Can you copy the listing verbatim, from its first line up to and including the line with "col-l: L bbox=[519, 1233, 581, 1263]"?
━━━ Data in this exercise ━━━
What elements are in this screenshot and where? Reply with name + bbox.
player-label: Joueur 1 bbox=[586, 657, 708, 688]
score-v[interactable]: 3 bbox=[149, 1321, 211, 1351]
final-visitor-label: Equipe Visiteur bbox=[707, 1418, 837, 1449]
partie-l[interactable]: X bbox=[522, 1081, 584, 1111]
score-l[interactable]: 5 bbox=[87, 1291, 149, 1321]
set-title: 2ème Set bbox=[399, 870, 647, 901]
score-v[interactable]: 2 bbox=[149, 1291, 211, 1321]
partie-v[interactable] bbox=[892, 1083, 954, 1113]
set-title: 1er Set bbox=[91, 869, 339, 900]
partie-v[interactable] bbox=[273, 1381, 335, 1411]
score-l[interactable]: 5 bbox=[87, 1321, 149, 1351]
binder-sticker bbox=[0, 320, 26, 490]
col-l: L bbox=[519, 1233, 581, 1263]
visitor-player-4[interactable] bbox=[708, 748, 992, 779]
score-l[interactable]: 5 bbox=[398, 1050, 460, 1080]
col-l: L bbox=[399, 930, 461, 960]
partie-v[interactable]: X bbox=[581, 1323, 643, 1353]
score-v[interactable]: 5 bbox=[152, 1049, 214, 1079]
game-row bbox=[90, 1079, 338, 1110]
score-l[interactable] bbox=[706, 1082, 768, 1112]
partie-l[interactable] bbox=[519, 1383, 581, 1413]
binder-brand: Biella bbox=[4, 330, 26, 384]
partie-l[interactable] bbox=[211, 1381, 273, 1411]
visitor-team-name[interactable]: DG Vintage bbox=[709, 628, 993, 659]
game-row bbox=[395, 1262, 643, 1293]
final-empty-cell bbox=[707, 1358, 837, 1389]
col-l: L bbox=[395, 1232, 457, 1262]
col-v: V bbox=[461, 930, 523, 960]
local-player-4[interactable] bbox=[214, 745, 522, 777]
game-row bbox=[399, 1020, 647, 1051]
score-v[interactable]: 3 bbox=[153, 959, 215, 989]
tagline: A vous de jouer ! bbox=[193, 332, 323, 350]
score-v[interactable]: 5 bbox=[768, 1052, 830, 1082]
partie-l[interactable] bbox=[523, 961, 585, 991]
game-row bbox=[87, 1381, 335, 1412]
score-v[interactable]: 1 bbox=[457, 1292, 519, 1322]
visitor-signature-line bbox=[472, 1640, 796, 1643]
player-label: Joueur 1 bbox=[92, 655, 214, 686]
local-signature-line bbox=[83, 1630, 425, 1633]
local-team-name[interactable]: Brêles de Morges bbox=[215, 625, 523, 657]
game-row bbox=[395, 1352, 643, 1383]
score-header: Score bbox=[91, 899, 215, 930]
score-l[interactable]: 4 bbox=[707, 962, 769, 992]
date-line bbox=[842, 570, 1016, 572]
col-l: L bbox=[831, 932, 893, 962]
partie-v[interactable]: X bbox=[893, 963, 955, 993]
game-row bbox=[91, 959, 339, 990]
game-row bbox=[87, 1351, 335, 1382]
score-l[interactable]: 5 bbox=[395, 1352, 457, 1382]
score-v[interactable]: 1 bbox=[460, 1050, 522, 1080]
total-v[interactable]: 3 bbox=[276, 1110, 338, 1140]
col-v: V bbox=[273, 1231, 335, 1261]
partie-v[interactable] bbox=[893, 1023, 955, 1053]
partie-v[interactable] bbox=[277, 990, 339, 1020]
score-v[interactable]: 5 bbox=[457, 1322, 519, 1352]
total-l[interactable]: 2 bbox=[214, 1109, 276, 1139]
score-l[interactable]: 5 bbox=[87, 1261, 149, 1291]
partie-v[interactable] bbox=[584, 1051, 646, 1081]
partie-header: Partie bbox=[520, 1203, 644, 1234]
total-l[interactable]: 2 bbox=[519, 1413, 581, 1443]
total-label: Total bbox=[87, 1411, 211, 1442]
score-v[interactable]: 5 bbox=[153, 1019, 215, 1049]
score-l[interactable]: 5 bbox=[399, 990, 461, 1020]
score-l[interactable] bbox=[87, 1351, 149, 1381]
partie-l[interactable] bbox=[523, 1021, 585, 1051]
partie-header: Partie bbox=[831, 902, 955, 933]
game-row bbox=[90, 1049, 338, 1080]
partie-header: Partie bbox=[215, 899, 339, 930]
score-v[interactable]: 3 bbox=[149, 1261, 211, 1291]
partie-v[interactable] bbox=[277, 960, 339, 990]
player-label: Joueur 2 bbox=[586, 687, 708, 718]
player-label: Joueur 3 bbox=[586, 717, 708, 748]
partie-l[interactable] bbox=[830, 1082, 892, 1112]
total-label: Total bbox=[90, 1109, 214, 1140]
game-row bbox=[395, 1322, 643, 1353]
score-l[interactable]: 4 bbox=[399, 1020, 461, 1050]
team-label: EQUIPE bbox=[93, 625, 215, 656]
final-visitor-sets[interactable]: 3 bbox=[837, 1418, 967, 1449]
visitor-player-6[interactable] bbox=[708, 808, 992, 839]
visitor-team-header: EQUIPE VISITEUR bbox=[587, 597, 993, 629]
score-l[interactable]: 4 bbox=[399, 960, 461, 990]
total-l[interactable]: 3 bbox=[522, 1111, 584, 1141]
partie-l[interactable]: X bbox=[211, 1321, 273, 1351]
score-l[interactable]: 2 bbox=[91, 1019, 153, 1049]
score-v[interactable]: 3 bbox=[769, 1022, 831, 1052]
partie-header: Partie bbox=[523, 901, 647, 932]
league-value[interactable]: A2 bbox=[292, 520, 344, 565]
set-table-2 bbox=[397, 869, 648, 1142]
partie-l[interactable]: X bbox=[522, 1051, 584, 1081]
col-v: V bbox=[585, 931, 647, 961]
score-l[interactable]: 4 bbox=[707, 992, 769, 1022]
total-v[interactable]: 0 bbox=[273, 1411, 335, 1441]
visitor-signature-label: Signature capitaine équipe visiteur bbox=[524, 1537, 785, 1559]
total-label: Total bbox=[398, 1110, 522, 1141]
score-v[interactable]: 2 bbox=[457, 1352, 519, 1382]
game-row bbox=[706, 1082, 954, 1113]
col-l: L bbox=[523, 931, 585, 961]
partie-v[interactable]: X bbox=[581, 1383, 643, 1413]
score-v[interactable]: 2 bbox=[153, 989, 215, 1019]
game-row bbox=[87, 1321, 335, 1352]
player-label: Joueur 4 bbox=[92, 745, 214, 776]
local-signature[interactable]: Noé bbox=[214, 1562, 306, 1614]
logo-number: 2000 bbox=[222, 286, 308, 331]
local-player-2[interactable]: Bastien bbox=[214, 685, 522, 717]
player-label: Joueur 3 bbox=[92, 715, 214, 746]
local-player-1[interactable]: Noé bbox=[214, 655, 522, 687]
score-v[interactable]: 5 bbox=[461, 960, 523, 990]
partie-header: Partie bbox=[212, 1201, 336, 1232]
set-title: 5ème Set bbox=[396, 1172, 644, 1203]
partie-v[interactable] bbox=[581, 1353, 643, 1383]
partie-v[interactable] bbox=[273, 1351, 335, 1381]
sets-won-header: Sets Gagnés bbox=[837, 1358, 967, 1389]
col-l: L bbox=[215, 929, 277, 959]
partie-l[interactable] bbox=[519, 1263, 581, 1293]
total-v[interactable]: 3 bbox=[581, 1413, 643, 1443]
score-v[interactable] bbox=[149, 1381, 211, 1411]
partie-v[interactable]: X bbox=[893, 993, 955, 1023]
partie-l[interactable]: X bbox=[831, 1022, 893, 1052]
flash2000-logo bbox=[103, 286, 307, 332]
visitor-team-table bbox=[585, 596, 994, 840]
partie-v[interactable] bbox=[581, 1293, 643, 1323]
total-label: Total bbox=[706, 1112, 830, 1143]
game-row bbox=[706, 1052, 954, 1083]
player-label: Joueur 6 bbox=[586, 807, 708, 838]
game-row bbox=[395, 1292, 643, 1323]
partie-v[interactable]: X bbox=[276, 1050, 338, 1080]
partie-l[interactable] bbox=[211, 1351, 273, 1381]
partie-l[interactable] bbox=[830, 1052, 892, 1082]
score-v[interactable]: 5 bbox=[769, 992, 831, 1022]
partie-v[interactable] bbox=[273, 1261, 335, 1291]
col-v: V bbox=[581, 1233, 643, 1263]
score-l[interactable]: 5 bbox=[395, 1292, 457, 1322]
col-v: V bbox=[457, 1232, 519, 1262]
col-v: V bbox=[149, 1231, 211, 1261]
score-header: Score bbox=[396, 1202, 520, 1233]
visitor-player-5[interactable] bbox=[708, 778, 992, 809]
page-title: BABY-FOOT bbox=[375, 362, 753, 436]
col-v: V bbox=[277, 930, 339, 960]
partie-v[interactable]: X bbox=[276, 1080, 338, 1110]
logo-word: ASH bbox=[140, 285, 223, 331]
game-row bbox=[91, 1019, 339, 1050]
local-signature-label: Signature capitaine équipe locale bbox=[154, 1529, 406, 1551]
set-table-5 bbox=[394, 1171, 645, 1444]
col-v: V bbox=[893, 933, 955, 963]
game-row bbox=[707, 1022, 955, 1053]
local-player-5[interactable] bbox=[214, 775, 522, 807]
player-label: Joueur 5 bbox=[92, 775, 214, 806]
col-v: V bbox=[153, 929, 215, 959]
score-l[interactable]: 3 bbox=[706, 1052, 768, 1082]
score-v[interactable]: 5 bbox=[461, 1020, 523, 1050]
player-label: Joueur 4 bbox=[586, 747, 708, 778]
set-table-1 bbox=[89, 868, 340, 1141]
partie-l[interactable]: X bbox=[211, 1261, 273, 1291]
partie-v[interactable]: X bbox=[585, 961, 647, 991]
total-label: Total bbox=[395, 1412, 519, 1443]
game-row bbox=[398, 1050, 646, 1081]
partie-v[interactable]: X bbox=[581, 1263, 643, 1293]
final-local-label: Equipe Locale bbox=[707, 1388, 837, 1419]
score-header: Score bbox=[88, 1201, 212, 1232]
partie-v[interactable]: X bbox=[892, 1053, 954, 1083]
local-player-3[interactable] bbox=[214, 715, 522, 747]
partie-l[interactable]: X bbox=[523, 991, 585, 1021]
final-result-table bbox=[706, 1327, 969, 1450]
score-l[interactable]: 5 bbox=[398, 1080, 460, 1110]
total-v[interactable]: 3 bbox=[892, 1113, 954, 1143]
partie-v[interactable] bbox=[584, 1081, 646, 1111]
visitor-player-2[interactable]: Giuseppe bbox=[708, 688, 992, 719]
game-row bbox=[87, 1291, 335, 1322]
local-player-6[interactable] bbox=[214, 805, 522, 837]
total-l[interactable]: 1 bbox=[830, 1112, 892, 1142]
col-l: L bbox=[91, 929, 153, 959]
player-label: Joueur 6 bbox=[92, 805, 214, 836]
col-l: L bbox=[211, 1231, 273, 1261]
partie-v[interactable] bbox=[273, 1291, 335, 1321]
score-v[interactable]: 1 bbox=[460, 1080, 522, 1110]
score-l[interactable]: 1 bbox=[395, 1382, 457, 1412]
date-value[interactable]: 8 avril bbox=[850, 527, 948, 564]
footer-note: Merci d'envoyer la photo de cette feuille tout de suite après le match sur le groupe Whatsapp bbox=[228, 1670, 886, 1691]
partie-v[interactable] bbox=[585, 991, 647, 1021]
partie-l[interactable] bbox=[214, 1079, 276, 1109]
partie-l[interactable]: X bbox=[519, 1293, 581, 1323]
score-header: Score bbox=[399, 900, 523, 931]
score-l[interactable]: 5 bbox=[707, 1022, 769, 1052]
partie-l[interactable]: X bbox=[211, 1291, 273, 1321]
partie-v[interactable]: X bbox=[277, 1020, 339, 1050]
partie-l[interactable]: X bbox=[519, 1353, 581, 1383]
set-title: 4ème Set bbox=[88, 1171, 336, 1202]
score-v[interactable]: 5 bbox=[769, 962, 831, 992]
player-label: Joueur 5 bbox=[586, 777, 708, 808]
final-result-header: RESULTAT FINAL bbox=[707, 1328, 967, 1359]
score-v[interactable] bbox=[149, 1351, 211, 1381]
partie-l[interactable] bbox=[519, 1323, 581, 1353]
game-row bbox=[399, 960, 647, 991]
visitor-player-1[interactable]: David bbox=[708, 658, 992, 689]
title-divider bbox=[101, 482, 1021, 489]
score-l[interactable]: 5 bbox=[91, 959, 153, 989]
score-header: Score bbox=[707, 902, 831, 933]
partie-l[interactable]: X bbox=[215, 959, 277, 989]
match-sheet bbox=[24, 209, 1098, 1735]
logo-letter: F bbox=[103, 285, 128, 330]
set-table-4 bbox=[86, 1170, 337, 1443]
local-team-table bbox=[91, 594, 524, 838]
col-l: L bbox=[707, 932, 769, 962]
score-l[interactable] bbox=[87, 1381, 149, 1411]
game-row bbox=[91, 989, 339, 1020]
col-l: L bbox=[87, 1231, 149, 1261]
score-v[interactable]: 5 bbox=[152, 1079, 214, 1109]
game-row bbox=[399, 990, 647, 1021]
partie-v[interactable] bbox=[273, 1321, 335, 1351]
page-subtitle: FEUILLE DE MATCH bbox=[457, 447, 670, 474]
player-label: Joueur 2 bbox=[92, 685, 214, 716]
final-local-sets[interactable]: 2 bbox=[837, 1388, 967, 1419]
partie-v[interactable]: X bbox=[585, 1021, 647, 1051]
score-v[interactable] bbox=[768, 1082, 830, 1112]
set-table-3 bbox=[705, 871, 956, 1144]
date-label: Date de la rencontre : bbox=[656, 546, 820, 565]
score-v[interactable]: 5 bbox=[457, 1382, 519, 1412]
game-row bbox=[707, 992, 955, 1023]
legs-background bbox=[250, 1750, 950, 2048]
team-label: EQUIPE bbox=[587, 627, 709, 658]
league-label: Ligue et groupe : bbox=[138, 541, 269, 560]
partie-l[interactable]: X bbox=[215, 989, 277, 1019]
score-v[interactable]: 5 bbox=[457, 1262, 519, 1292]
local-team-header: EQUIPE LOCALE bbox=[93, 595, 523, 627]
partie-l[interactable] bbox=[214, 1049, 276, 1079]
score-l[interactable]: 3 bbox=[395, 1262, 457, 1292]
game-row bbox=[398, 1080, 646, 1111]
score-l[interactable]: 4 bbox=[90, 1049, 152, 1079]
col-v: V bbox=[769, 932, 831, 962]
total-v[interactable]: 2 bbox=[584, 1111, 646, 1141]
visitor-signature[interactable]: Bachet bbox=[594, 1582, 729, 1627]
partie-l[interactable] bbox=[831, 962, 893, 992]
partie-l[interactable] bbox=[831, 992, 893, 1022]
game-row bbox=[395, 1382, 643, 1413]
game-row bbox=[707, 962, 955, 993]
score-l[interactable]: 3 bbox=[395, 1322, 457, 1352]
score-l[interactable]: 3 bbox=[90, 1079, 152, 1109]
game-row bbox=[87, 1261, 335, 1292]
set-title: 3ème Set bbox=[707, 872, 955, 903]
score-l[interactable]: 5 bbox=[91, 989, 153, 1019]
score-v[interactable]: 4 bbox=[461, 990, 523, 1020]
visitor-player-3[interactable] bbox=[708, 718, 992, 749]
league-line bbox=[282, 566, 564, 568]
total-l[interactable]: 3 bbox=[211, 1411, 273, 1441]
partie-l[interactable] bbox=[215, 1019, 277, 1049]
━━━
-- Exercise result --
What elements are in this screenshot and where? Reply with name + bbox.
player-label: Joueur 1 bbox=[586, 657, 708, 688]
score-v[interactable]: 3 bbox=[149, 1321, 211, 1351]
final-visitor-label: Equipe Visiteur bbox=[707, 1418, 837, 1449]
partie-l[interactable]: X bbox=[522, 1081, 584, 1111]
score-l[interactable]: 5 bbox=[87, 1291, 149, 1321]
set-title: 2ème Set bbox=[399, 870, 647, 901]
score-v[interactable]: 2 bbox=[149, 1291, 211, 1321]
partie-v[interactable] bbox=[892, 1083, 954, 1113]
set-title: 1er Set bbox=[91, 869, 339, 900]
partie-v[interactable] bbox=[273, 1381, 335, 1411]
score-l[interactable]: 5 bbox=[87, 1321, 149, 1351]
binder-sticker bbox=[0, 320, 26, 490]
col-l: L bbox=[519, 1233, 581, 1263]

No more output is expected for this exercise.